### Task goal
Extract all data as written.

### Records for processing
========
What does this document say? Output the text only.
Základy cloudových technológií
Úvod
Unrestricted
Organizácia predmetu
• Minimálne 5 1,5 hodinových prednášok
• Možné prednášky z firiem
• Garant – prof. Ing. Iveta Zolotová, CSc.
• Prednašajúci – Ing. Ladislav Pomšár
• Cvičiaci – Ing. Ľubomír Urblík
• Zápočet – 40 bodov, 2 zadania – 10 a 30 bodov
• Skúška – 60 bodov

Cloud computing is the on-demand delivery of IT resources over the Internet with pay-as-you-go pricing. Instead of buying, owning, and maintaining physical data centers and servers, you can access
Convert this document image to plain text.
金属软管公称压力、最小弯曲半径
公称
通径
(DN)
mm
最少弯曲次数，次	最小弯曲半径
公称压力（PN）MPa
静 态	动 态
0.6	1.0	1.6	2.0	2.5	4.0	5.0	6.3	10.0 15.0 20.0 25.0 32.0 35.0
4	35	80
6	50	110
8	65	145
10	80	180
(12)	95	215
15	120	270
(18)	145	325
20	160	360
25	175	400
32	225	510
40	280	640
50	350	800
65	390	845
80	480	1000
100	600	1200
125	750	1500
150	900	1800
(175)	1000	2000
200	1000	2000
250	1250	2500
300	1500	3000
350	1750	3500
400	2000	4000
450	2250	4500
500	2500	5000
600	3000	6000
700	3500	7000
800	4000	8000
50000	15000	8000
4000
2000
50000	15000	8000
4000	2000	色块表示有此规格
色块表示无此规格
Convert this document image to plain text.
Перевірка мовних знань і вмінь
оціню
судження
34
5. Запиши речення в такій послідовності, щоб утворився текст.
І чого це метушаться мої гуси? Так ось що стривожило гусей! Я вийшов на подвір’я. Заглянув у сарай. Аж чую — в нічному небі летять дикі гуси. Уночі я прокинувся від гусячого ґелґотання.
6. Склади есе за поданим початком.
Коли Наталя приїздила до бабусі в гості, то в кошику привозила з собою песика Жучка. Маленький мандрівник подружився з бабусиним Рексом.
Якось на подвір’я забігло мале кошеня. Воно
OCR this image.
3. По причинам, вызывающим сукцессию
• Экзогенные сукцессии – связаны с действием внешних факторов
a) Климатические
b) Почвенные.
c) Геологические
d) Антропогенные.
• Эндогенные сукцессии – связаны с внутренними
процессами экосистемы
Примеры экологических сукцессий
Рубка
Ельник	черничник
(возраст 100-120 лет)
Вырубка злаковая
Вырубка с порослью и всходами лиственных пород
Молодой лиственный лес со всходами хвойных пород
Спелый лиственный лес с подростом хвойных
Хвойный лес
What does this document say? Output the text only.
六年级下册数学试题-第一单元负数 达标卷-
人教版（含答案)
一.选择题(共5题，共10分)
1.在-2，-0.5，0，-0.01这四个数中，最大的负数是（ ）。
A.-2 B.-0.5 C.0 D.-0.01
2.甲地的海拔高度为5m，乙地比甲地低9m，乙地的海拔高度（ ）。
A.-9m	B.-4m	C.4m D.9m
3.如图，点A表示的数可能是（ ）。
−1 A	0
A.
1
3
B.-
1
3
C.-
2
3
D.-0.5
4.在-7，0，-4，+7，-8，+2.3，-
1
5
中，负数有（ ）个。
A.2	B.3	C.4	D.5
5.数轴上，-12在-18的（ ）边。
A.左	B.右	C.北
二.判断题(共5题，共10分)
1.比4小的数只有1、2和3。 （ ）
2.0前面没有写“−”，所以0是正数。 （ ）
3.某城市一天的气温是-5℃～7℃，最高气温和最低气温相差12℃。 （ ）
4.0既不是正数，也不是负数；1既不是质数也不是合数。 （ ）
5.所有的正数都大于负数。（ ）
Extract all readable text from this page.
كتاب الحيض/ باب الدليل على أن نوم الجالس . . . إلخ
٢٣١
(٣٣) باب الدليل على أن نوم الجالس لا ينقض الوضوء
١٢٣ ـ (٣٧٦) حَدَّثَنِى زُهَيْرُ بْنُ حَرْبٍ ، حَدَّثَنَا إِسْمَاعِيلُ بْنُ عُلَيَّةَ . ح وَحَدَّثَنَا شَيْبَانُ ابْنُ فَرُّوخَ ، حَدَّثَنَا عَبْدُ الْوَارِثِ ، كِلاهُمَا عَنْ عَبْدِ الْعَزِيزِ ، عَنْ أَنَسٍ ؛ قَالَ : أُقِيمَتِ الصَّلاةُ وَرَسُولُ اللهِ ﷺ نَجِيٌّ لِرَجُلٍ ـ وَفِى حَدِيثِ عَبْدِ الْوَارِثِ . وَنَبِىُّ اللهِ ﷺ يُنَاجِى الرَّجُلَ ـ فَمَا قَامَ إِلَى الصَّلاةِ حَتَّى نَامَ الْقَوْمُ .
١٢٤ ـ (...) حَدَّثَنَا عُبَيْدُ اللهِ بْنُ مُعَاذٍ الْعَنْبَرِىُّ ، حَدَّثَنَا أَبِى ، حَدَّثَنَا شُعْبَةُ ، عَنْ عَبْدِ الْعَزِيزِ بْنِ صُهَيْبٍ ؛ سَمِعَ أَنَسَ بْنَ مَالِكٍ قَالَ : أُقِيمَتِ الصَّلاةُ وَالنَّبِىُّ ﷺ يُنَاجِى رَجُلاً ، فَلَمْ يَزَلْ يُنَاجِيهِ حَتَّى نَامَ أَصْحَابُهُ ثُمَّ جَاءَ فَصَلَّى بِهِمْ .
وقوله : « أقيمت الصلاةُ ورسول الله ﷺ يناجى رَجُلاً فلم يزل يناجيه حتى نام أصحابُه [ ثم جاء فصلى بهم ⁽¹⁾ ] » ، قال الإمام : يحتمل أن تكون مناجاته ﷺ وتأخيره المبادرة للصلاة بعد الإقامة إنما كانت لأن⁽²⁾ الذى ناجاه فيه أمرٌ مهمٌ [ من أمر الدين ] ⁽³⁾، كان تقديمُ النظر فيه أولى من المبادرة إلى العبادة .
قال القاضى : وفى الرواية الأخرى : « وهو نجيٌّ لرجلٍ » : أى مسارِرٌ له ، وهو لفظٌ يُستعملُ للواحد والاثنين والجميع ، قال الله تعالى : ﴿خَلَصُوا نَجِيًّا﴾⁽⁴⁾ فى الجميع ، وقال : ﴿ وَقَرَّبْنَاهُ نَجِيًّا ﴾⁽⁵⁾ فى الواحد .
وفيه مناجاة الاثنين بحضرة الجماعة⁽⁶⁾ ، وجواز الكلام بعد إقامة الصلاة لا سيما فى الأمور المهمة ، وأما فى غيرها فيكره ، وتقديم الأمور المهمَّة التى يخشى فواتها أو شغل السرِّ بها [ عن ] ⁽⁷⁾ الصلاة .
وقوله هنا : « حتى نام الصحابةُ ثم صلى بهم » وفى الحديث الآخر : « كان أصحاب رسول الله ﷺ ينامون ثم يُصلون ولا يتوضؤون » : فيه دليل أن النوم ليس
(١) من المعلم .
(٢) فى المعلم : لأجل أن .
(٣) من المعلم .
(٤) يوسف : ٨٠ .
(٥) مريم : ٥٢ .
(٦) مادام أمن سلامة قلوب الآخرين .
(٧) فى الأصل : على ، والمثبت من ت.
========
### Expected answer
What does this document say? Output the text only.
Základy cloudových technológií
Úvod
Unrestricted
Organizácia predmetu
• Minimálne 5 1,5 hodinových prednášok
• Možné prednášky z firiem
• Garant – prof. Ing. Iveta Zolotová, CSc.
• Prednašajúci – Ing. Ladislav Pomšár
• Cvičiaci – Ing. Ľubomír Urblík
• Zápočet – 40 bodov, 2 zadania – 10 a 30 bodov
• Skúška – 60 bodov

Cloud computing is the on-demand delivery of IT resources over the Internet with pay-as-you-go pricing. Instead of buying, owning, and maintaining physical data centers and servers, you can access
Convert this document image to plain text.
金属软管公称压力、最小弯曲半径
公称
通径
(DN)
mm
最少弯曲次数，次	最小弯曲半径
公称压力（PN）MPa
静 态	动 态
0.6	1.0	1.6	2.0	2.5	4.0	5.0	6.3	10.0 15.0 20.0 25.0 32.0 35.0
4	35	80
6	50	110
8	65	145
10	80	180
(12)	95	215
15	120	270
(18)	145	325
20	160	360
25	175	400
32	225	510
40	280	640
50	350	800
65	390	845
80	480	1000
100	600	1200
125	750	1500
150	900	1800
(175)	1000	2000
200	1000	2000
250	1250	2500
300	1500	3000
350	1750	3500
400	2000	4000
450	2250	4500
500	2500	5000
600	3000	6000
700	3500	7000
800	4000	8000
50000	15000	8000
4000
2000
50000	15000	8000
4000	2000	色块表示有此规格
色块表示无此规格
Convert this document image to plain text.
Перевірка мовних знань і вмінь
оціню
судження
34
5. Запиши речення в такій послідовності, щоб утворився текст.
І чого це метушаться мої гуси? Так ось що стривожило гусей! Я вийшов на подвір’я. Заглянув у сарай. Аж чую — в нічному небі летять дикі гуси. Уночі я прокинувся від гусячого ґелґотання.
6. Склади есе за поданим початком.
Коли Наталя приїздила до бабусі в гості, то в кошику привозила з собою песика Жучка. Маленький мандрівник подружився з бабусиним Рексом.
Якось на подвір’я забігло мале кошеня. Воно
OCR this image.
3. По причинам, вызывающим сукцессию
• Экзогенные сукцессии – связаны с действием внешних факторов
a) Климатические
b) Почвенные.
c) Геологические
d) Антропогенные.
• Эндогенные сукцессии – связаны с внутренними
процессами экосистемы
Примеры экологических сукцессий
Рубка
Ельник	черничник
(возраст 100-120 лет)
Вырубка злаковая
Вырубка с порослью и всходами лиственных пород
Молодой лиственный лес со всходами хвойных пород
Спелый лиственный лес с подростом хвойных
Хвойный лес
What does this document say? Output the text only.
六年级下册数学试题-第一单元负数 达标卷-
人教版（含答案)
一.选择题(共5题，共10分)
1.在-2，-0.5，0，-0.01这四个数中，最大的负数是（ ）。
A.-2 B.-0.5 C.0 D.-0.01
2.甲地的海拔高度为5m，乙地比甲地低9m，乙地的海拔高度（ ）。
A.-9m	B.-4m	C.4m D.9m
3.如图，点A表示的数可能是（ ）。
−1 A	0
A.
1
3
B.-
1
3
C.-
2
3
D.-0.5
4.在-7，0，-4，+7，-8，+2.3，-
1
5
中，负数有（ ）个。
A.2	B.3	C.4	D.5
5.数轴上，-12在-18的（ ）边。
A.左	B.右	C.北
二.判断题(共5题，共10分)
1.比4小的数只有1、2和3。 （ ）
2.0前面没有写“−”，所以0是正数。 （ ）
3.某城市一天的气温是-5℃～7℃，最高气温和最低气温相差12℃。 （ ）
4.0既不是正数，也不是负数；1既不是质数也不是合数。 （ ）
5.所有的正数都大于负数。（ ）
Extract all readable text from this page.
كتاب الحيض/ باب الدليل على أن نوم الجالس . . . إلخ
٢٣١
(٣٣) باب الدليل على أن نوم الجالس لا ينقض الوضوء
١٢٣ ـ (٣٧٦) حَدَّثَنِى زُهَيْرُ بْنُ حَرْبٍ ، حَدَّثَنَا إِسْمَاعِيلُ بْنُ عُلَيَّةَ . ح وَحَدَّثَنَا شَيْبَانُ ابْنُ فَرُّوخَ ، حَدَّثَنَا عَبْدُ الْوَارِثِ ، كِلاهُمَا عَنْ عَبْدِ الْعَزِيزِ ، عَنْ أَنَسٍ ؛ قَالَ : أُقِيمَتِ الصَّلاةُ وَرَسُولُ اللهِ ﷺ نَجِيٌّ لِرَجُلٍ ـ وَفِى حَدِيثِ عَبْدِ الْوَارِثِ . وَنَبِىُّ اللهِ ﷺ يُنَاجِى الرَّجُلَ ـ فَمَا قَامَ إِلَى الصَّلاةِ حَتَّى نَامَ الْقَوْمُ .
١٢٤ ـ (...) حَدَّثَنَا عُبَيْدُ اللهِ بْنُ مُعَاذٍ الْعَنْبَرِىُّ ، حَدَّثَنَا أَبِى ، حَدَّثَنَا شُعْبَةُ ، عَنْ عَبْدِ الْعَزِيزِ بْنِ صُهَيْبٍ ؛ سَمِعَ أَنَسَ بْنَ مَالِكٍ قَالَ : أُقِيمَتِ الصَّلاةُ وَالنَّبِىُّ ﷺ يُنَاجِى رَجُلاً ، فَلَمْ يَزَلْ يُنَاجِيهِ حَتَّى نَامَ أَصْحَابُهُ ثُمَّ جَاءَ فَصَلَّى بِهِمْ .
وقوله : « أقيمت الصلاةُ ورسول الله ﷺ يناجى رَجُلاً فلم يزل يناجيه حتى نام أصحابُه [ ثم جاء فصلى بهم ⁽¹⁾ ] » ، قال الإمام : يحتمل أن تكون مناجاته ﷺ وتأخيره المبادرة للصلاة بعد الإقامة إنما كانت لأن⁽²⁾ الذى ناجاه فيه أمرٌ مهمٌ [ من أمر الدين ] ⁽³⁾، كان تقديمُ النظر فيه أولى من المبادرة إلى العبادة .
قال القاضى : وفى الرواية الأخرى : « وهو نجيٌّ لرجلٍ » : أى مسارِرٌ له ، وهو لفظٌ يُستعملُ للواحد والاثنين والجميع ، قال الله تعالى : ﴿خَلَصُوا نَجِيًّا﴾⁽⁴⁾ فى الجميع ، وقال : ﴿ وَقَرَّبْنَاهُ نَجِيًّا ﴾⁽⁵⁾ فى الواحد .
وفيه مناجاة الاثنين بحضرة الجماعة⁽⁶⁾ ، وجواز الكلام بعد إقامة الصلاة لا سيما فى الأمور المهمة ، وأما فى غيرها فيكره ، وتقديم الأمور المهمَّة التى يخشى فواتها أو شغل السرِّ بها [ عن ] ⁽⁷⁾ الصلاة .
وقوله هنا : « حتى نام الصحابةُ ثم صلى بهم » وفى الحديث الآخر : « كان أصحاب رسول الله ﷺ ينامون ثم يُصلون ولا يتوضؤون » : فيه دليل أن النوم ليس
(١) من المعلم .
(٢) فى المعلم : لأجل أن .
(٣) من المعلم .
(٤) يوسف : ٨٠ .
(٥) مريم : ٥٢ .
(٦) مادام أمن سلامة قلوب الآخرين .
(٧) فى الأصل : على ، والمثبت من ت.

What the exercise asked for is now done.